* Exercise directions *
Copy the data precisely, character for character, and leave out every picture.
***
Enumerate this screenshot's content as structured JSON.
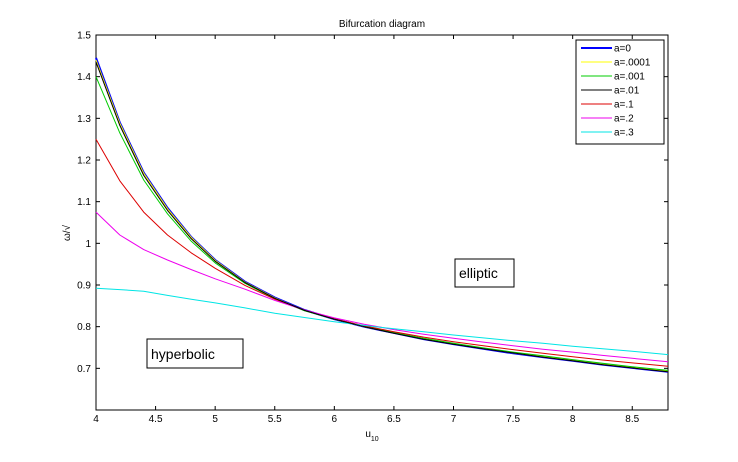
{
  "chart_data": {
    "type": "line",
    "title": "Bifurcation diagram",
    "xlabel": "u",
    "xlabel_sub": "10",
    "ylabel": "ω/√",
    "xlim": [
      4,
      8.8
    ],
    "ylim": [
      0.6,
      1.5
    ],
    "xticks": [
      4,
      4.5,
      5,
      5.5,
      6,
      6.5,
      7,
      7.5,
      8,
      8.5
    ],
    "yticks": [
      0.7,
      0.8,
      0.9,
      1,
      1.1,
      1.2,
      1.3,
      1.4,
      1.5
    ],
    "grid": false,
    "legend_position": "top-right",
    "annotations": [
      {
        "text": "elliptic",
        "x": 7.2,
        "y": 0.925
      },
      {
        "text": "hyperbolic",
        "x": 4.6,
        "y": 0.735
      }
    ],
    "series": [
      {
        "name": "a=0",
        "color": "#0000ff",
        "width": 2,
        "x": [
          4,
          4.2,
          4.4,
          4.6,
          4.8,
          5,
          5.25,
          5.5,
          5.75,
          6,
          6.25,
          6.5,
          6.75,
          7,
          7.25,
          7.5,
          7.75,
          8,
          8.25,
          8.5,
          8.8
        ],
        "y": [
          1.445,
          1.29,
          1.17,
          1.085,
          1.015,
          0.96,
          0.908,
          0.87,
          0.84,
          0.818,
          0.8,
          0.785,
          0.77,
          0.758,
          0.747,
          0.736,
          0.727,
          0.718,
          0.709,
          0.701,
          0.692
        ]
      },
      {
        "name": "a=.0001",
        "color": "#ffff00",
        "width": 1,
        "x": [
          4,
          4.2,
          4.4,
          4.6,
          4.8,
          5,
          5.25,
          5.5,
          5.75,
          6,
          6.25,
          6.5,
          6.75,
          7,
          7.25,
          7.5,
          7.75,
          8,
          8.25,
          8.5,
          8.8
        ],
        "y": [
          1.44,
          1.288,
          1.168,
          1.083,
          1.014,
          0.959,
          0.907,
          0.869,
          0.839,
          0.818,
          0.8,
          0.785,
          0.771,
          0.759,
          0.748,
          0.737,
          0.728,
          0.719,
          0.71,
          0.702,
          0.693
        ]
      },
      {
        "name": "a=.001",
        "color": "#00cc00",
        "width": 1,
        "x": [
          4,
          4.2,
          4.4,
          4.6,
          4.8,
          5,
          5.25,
          5.5,
          5.75,
          6,
          6.25,
          6.5,
          6.75,
          7,
          7.25,
          7.5,
          7.75,
          8,
          8.25,
          8.5,
          8.8
        ],
        "y": [
          1.4,
          1.265,
          1.152,
          1.071,
          1.005,
          0.953,
          0.904,
          0.867,
          0.838,
          0.818,
          0.801,
          0.786,
          0.772,
          0.76,
          0.749,
          0.739,
          0.73,
          0.721,
          0.712,
          0.704,
          0.695
        ]
      },
      {
        "name": "a=.01",
        "color": "#000000",
        "width": 1,
        "x": [
          4,
          4.2,
          4.4,
          4.6,
          4.8,
          5,
          5.25,
          5.5,
          5.75,
          6,
          6.25,
          6.5,
          6.75,
          7,
          7.25,
          7.5,
          7.75,
          8,
          8.25,
          8.5,
          8.8
        ],
        "y": [
          1.435,
          1.283,
          1.163,
          1.079,
          1.011,
          0.957,
          0.906,
          0.868,
          0.839,
          0.818,
          0.8,
          0.784,
          0.77,
          0.758,
          0.747,
          0.737,
          0.727,
          0.718,
          0.709,
          0.701,
          0.692
        ]
      },
      {
        "name": "a=.1",
        "color": "#dd0000",
        "width": 1,
        "x": [
          4,
          4.2,
          4.4,
          4.6,
          4.8,
          5,
          5.25,
          5.5,
          5.75,
          6,
          6.25,
          6.5,
          6.75,
          7,
          7.25,
          7.5,
          7.75,
          8,
          8.25,
          8.5,
          8.8
        ],
        "y": [
          1.25,
          1.15,
          1.075,
          1.02,
          0.977,
          0.94,
          0.899,
          0.866,
          0.84,
          0.819,
          0.802,
          0.788,
          0.775,
          0.764,
          0.754,
          0.745,
          0.736,
          0.728,
          0.72,
          0.713,
          0.705
        ]
      },
      {
        "name": "a=.2",
        "color": "#ee00ee",
        "width": 1,
        "x": [
          4,
          4.2,
          4.4,
          4.6,
          4.8,
          5,
          5.25,
          5.5,
          5.75,
          6,
          6.25,
          6.5,
          6.75,
          7,
          7.25,
          7.5,
          7.75,
          8,
          8.25,
          8.5,
          8.8
        ],
        "y": [
          1.075,
          1.02,
          0.985,
          0.96,
          0.937,
          0.915,
          0.89,
          0.863,
          0.84,
          0.821,
          0.806,
          0.793,
          0.782,
          0.772,
          0.763,
          0.754,
          0.746,
          0.739,
          0.731,
          0.724,
          0.716
        ]
      },
      {
        "name": "a=.3",
        "color": "#00e5e5",
        "width": 1,
        "x": [
          4,
          4.2,
          4.4,
          4.6,
          4.8,
          5,
          5.25,
          5.5,
          5.75,
          6,
          6.25,
          6.5,
          6.75,
          7,
          7.25,
          7.5,
          7.75,
          8,
          8.25,
          8.5,
          8.8
        ],
        "y": [
          0.892,
          0.889,
          0.885,
          0.875,
          0.866,
          0.857,
          0.845,
          0.832,
          0.822,
          0.812,
          0.803,
          0.795,
          0.788,
          0.78,
          0.773,
          0.766,
          0.76,
          0.753,
          0.747,
          0.741,
          0.733
        ]
      }
    ]
  }
}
***
* Full output *
Enumerate this screenshot's content as structured JSON.
{
  "chart_data": {
    "type": "line",
    "title": "Bifurcation diagram",
    "xlabel": "u",
    "xlabel_sub": "10",
    "ylabel": "ω/√",
    "xlim": [
      4,
      8.8
    ],
    "ylim": [
      0.6,
      1.5
    ],
    "xticks": [
      4,
      4.5,
      5,
      5.5,
      6,
      6.5,
      7,
      7.5,
      8,
      8.5
    ],
    "yticks": [
      0.7,
      0.8,
      0.9,
      1,
      1.1,
      1.2,
      1.3,
      1.4,
      1.5
    ],
    "grid": false,
    "legend_position": "top-right",
    "annotations": [
      {
        "text": "elliptic",
        "x": 7.2,
        "y": 0.925
      },
      {
        "text": "hyperbolic",
        "x": 4.6,
        "y": 0.735
      }
    ],
    "series": [
      {
        "name": "a=0",
        "color": "#0000ff",
        "width": 2,
        "x": [
          4,
          4.2,
          4.4,
          4.6,
          4.8,
          5,
          5.25,
          5.5,
          5.75,
          6,
          6.25,
          6.5,
          6.75,
          7,
          7.25,
          7.5,
          7.75,
          8,
          8.25,
          8.5,
          8.8
        ],
        "y": [
          1.445,
          1.29,
          1.17,
          1.085,
          1.015,
          0.96,
          0.908,
          0.87,
          0.84,
          0.818,
          0.8,
          0.785,
          0.77,
          0.758,
          0.747,
          0.736,
          0.727,
          0.718,
          0.709,
          0.701,
          0.692
        ]
      },
      {
        "name": "a=.0001",
        "color": "#ffff00",
        "width": 1,
        "x": [
          4,
          4.2,
          4.4,
          4.6,
          4.8,
          5,
          5.25,
          5.5,
          5.75,
          6,
          6.25,
          6.5,
          6.75,
          7,
          7.25,
          7.5,
          7.75,
          8,
          8.25,
          8.5,
          8.8
        ],
        "y": [
          1.44,
          1.288,
          1.168,
          1.083,
          1.014,
          0.959,
          0.907,
          0.869,
          0.839,
          0.818,
          0.8,
          0.785,
          0.771,
          0.759,
          0.748,
          0.737,
          0.728,
          0.719,
          0.71,
          0.702,
          0.693
        ]
      },
      {
        "name": "a=.001",
        "color": "#00cc00",
        "width": 1,
        "x": [
          4,
          4.2,
          4.4,
          4.6,
          4.8,
          5,
          5.25,
          5.5,
          5.75,
          6,
          6.25,
          6.5,
          6.75,
          7,
          7.25,
          7.5,
          7.75,
          8,
          8.25,
          8.5,
          8.8
        ],
        "y": [
          1.4,
          1.265,
          1.152,
          1.071,
          1.005,
          0.953,
          0.904,
          0.867,
          0.838,
          0.818,
          0.801,
          0.786,
          0.772,
          0.76,
          0.749,
          0.739,
          0.73,
          0.721,
          0.712,
          0.704,
          0.695
        ]
      },
      {
        "name": "a=.01",
        "color": "#000000",
        "width": 1,
        "x": [
          4,
          4.2,
          4.4,
          4.6,
          4.8,
          5,
          5.25,
          5.5,
          5.75,
          6,
          6.25,
          6.5,
          6.75,
          7,
          7.25,
          7.5,
          7.75,
          8,
          8.25,
          8.5,
          8.8
        ],
        "y": [
          1.435,
          1.283,
          1.163,
          1.079,
          1.011,
          0.957,
          0.906,
          0.868,
          0.839,
          0.818,
          0.8,
          0.784,
          0.77,
          0.758,
          0.747,
          0.737,
          0.727,
          0.718,
          0.709,
          0.701,
          0.692
        ]
      },
      {
        "name": "a=.1",
        "color": "#dd0000",
        "width": 1,
        "x": [
          4,
          4.2,
          4.4,
          4.6,
          4.8,
          5,
          5.25,
          5.5,
          5.75,
          6,
          6.25,
          6.5,
          6.75,
          7,
          7.25,
          7.5,
          7.75,
          8,
          8.25,
          8.5,
          8.8
        ],
        "y": [
          1.25,
          1.15,
          1.075,
          1.02,
          0.977,
          0.94,
          0.899,
          0.866,
          0.84,
          0.819,
          0.802,
          0.788,
          0.775,
          0.764,
          0.754,
          0.745,
          0.736,
          0.728,
          0.72,
          0.713,
          0.705
        ]
      },
      {
        "name": "a=.2",
        "color": "#ee00ee",
        "width": 1,
        "x": [
          4,
          4.2,
          4.4,
          4.6,
          4.8,
          5,
          5.25,
          5.5,
          5.75,
          6,
          6.25,
          6.5,
          6.75,
          7,
          7.25,
          7.5,
          7.75,
          8,
          8.25,
          8.5,
          8.8
        ],
        "y": [
          1.075,
          1.02,
          0.985,
          0.96,
          0.937,
          0.915,
          0.89,
          0.863,
          0.84,
          0.821,
          0.806,
          0.793,
          0.782,
          0.772,
          0.763,
          0.754,
          0.746,
          0.739,
          0.731,
          0.724,
          0.716
        ]
      },
      {
        "name": "a=.3",
        "color": "#00e5e5",
        "width": 1,
        "x": [
          4,
          4.2,
          4.4,
          4.6,
          4.8,
          5,
          5.25,
          5.5,
          5.75,
          6,
          6.25,
          6.5,
          6.75,
          7,
          7.25,
          7.5,
          7.75,
          8,
          8.25,
          8.5,
          8.8
        ],
        "y": [
          0.892,
          0.889,
          0.885,
          0.875,
          0.866,
          0.857,
          0.845,
          0.832,
          0.822,
          0.812,
          0.803,
          0.795,
          0.788,
          0.78,
          0.773,
          0.766,
          0.76,
          0.753,
          0.747,
          0.741,
          0.733
        ]
      }
    ]
  }
}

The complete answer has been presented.